======== EXERCISE DATA

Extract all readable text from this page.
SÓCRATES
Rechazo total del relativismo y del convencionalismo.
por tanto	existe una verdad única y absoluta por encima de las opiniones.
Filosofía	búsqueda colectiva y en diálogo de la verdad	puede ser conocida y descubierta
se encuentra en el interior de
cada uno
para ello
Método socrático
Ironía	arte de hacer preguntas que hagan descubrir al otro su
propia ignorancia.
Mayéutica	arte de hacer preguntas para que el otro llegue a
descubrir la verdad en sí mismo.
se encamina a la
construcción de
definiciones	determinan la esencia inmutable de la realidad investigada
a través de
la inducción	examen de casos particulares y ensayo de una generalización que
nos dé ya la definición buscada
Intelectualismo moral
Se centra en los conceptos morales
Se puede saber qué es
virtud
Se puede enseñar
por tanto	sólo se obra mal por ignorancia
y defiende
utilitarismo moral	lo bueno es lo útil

================

_EXERCISE REQUIREMENTS_:
Where a line holds the string "puede", copy that line.

_FINAL ANSWER_:
Filosofía	búsqueda colectiva y en diálogo de la verdad	puede ser conocida y descubierta
Se puede saber qué es
Se puede enseñar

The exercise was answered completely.